───── Rows

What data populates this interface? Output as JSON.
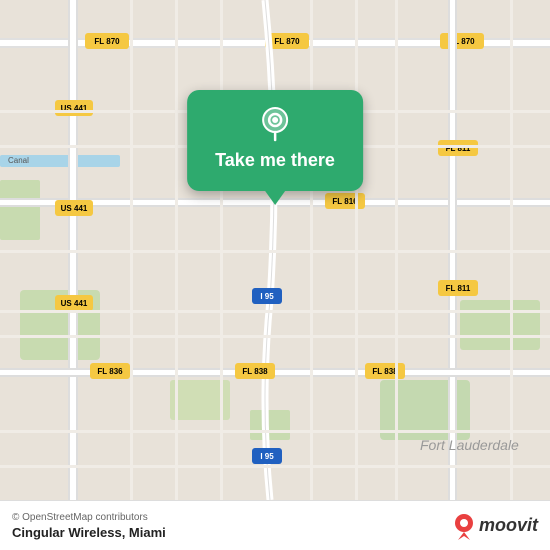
{
  "map": {
    "attribution": "© OpenStreetMap contributors",
    "background_color": "#e4ddd4",
    "road_color": "#ffffff",
    "highway_color": "#f5c842"
  },
  "popup": {
    "button_label": "Take me there",
    "background_color": "#2eaa6e",
    "pin_color": "#ffffff"
  },
  "bottom_bar": {
    "place_name": "Cingular Wireless, Miami",
    "attribution": "© OpenStreetMap contributors",
    "logo_text": "moovit"
  },
  "roads": {
    "labels": [
      "US 441",
      "FL 870",
      "FL 816",
      "FL 811",
      "FL 838",
      "I 95",
      "FL 836"
    ]
  }
}
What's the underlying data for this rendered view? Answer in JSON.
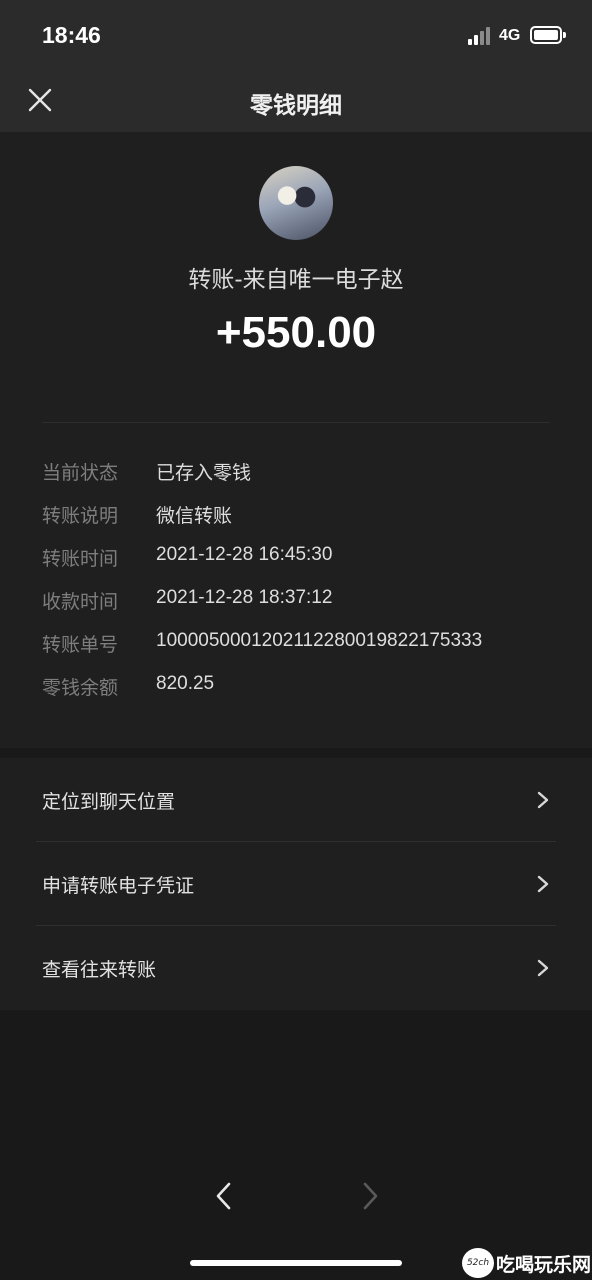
{
  "status_bar": {
    "time": "18:46",
    "network": "4G",
    "icons": [
      "signal-icon",
      "battery-icon"
    ]
  },
  "nav": {
    "title": "零钱明细",
    "close_icon": "close-icon"
  },
  "transfer": {
    "payer": "转账-来自唯一电子赵",
    "amount": "+550.00"
  },
  "details": [
    {
      "label": "当前状态",
      "value": "已存入零钱"
    },
    {
      "label": "转账说明",
      "value": "微信转账"
    },
    {
      "label": "转账时间",
      "value": "2021-12-28 16:45:30"
    },
    {
      "label": "收款时间",
      "value": "2021-12-28 18:37:12"
    },
    {
      "label": "转账单号",
      "value": "1000050001202112280019822175333"
    },
    {
      "label": "零钱余额",
      "value": "820.25"
    }
  ],
  "actions": [
    {
      "label": "定位到聊天位置"
    },
    {
      "label": "申请转账电子凭证"
    },
    {
      "label": "查看往来转账"
    }
  ],
  "browser_nav": {
    "back_icon": "chevron-left-icon",
    "forward_icon": "chevron-right-icon"
  },
  "watermark": {
    "badge": "52ch",
    "text": "吃喝玩乐网"
  },
  "colors": {
    "background": "#191919",
    "panel": "#1f1f1f",
    "bar": "#2b2b2b",
    "label": "#7e7e7e"
  }
}
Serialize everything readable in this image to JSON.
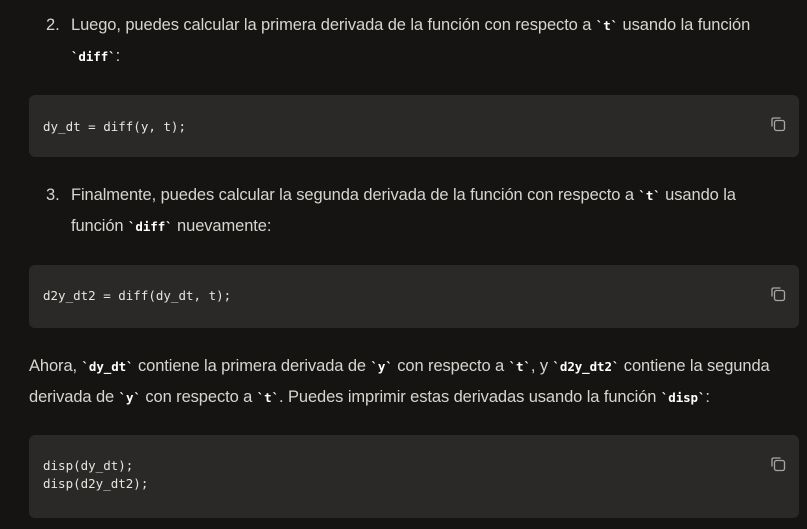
{
  "steps": [
    {
      "number": "2.",
      "text_before": "Luego, puedes calcular la primera derivada de la función con respecto a ",
      "code1": "`t`",
      "text_middle": " usando la función ",
      "code2": "`diff`",
      "text_after": ":"
    },
    {
      "number": "3.",
      "text_before": "Finalmente, puedes calcular la segunda derivada de la función con respecto a ",
      "code1": "`t`",
      "text_middle": " usando la función ",
      "code2": "`diff`",
      "text_after": " nuevamente:"
    }
  ],
  "code_blocks": [
    {
      "code": "dy_dt = diff(y, t);",
      "icon": "copy-icon"
    },
    {
      "code": "d2y_dt2 = diff(dy_dt, t);",
      "icon": "copy-icon"
    },
    {
      "code": "disp(dy_dt);\ndisp(d2y_dt2);",
      "icon": "copy-icon"
    }
  ],
  "summary": {
    "p1": "Ahora, ",
    "c1": "`dy_dt`",
    "p2": " contiene la primera derivada de ",
    "c2": "`y`",
    "p3": " con respecto a ",
    "c3": "`t`",
    "p4": ", y ",
    "c4": "`d2y_dt2`",
    "p5": " contiene la segunda derivada de ",
    "c5": "`y`",
    "p6": " con respecto a ",
    "c6": "`t`",
    "p7": ". Puedes imprimir estas derivadas usando la función ",
    "c7": "`disp`",
    "p8": ":"
  },
  "colors": {
    "background": "#161412",
    "code_block_background": "#2b2927",
    "text": "#d8d5d0",
    "inline_code": "#ffffff"
  }
}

──────────

_Written request_
Repeat each line of the records above exactly, but do not copy the pictures.

_Full response_
What data populates this interface? Output as JSON.
{
  "map": {
    "attribution": "© OpenStreetMap contributors",
    "background_color": "#e4ddd4",
    "road_color": "#ffffff",
    "highway_color": "#f5c842"
  },
  "popup": {
    "button_label": "Take me there",
    "background_color": "#2eaa6e",
    "pin_color": "#ffffff"
  },
  "bottom_bar": {
    "place_name": "Cingular Wireless, Miami",
    "attribution": "© OpenStreetMap contributors",
    "logo_text": "moovit"
  },
  "roads": {
    "labels": [
      "US 441",
      "FL 870",
      "FL 816",
      "FL 811",
      "FL 838",
      "I 95",
      "FL 836"
    ]
  }
}
What's the underlying data for this rendered view? Answer in JSON.
{
  "status_bar": {
    "time": "18:46",
    "network": "4G",
    "icons": [
      "signal-icon",
      "battery-icon"
    ]
  },
  "nav": {
    "title": "零钱明细",
    "close_icon": "close-icon"
  },
  "transfer": {
    "payer": "转账-来自唯一电子赵",
    "amount": "+550.00"
  },
  "details": [
    {
      "label": "当前状态",
      "value": "已存入零钱"
    },
    {
      "label": "转账说明",
      "value": "微信转账"
    },
    {
      "label": "转账时间",
      "value": "2021-12-28 16:45:30"
    },
    {
      "label": "收款时间",
      "value": "2021-12-28 18:37:12"
    },
    {
      "label": "转账单号",
      "value": "1000050001202112280019822175333"
    },
    {
      "label": "零钱余额",
      "value": "820.25"
    }
  ],
  "actions": [
    {
      "label": "定位到聊天位置"
    },
    {
      "label": "申请转账电子凭证"
    },
    {
      "label": "查看往来转账"
    }
  ],
  "browser_nav": {
    "back_icon": "chevron-left-icon",
    "forward_icon": "chevron-right-icon"
  },
  "watermark": {
    "badge": "52ch",
    "text": "吃喝玩乐网"
  },
  "colors": {
    "background": "#191919",
    "panel": "#1f1f1f",
    "bar": "#2b2b2b",
    "label": "#7e7e7e"
  }
}
Serialize everything readable in this image to JSON.
{
  "steps": [
    {
      "number": "2.",
      "text_before": "Luego, puedes calcular la primera derivada de la función con respecto a ",
      "code1": "`t`",
      "text_middle": " usando la función ",
      "code2": "`diff`",
      "text_after": ":"
    },
    {
      "number": "3.",
      "text_before": "Finalmente, puedes calcular la segunda derivada de la función con respecto a ",
      "code1": "`t`",
      "text_middle": " usando la función ",
      "code2": "`diff`",
      "text_after": " nuevamente:"
    }
  ],
  "code_blocks": [
    {
      "code": "dy_dt = diff(y, t);",
      "icon": "copy-icon"
    },
    {
      "code": "d2y_dt2 = diff(dy_dt, t);",
      "icon": "copy-icon"
    },
    {
      "code": "disp(dy_dt);\ndisp(d2y_dt2);",
      "icon": "copy-icon"
    }
  ],
  "summary": {
    "p1": "Ahora, ",
    "c1": "`dy_dt`",
    "p2": " contiene la primera derivada de ",
    "c2": "`y`",
    "p3": " con respecto a ",
    "c3": "`t`",
    "p4": ", y ",
    "c4": "`d2y_dt2`",
    "p5": " contiene la segunda derivada de ",
    "c5": "`y`",
    "p6": " con respecto a ",
    "c6": "`t`",
    "p7": ". Puedes imprimir estas derivadas usando la función ",
    "c7": "`disp`",
    "p8": ":"
  },
  "colors": {
    "background": "#161412",
    "code_block_background": "#2b2927",
    "text": "#d8d5d0",
    "inline_code": "#ffffff"
  }
}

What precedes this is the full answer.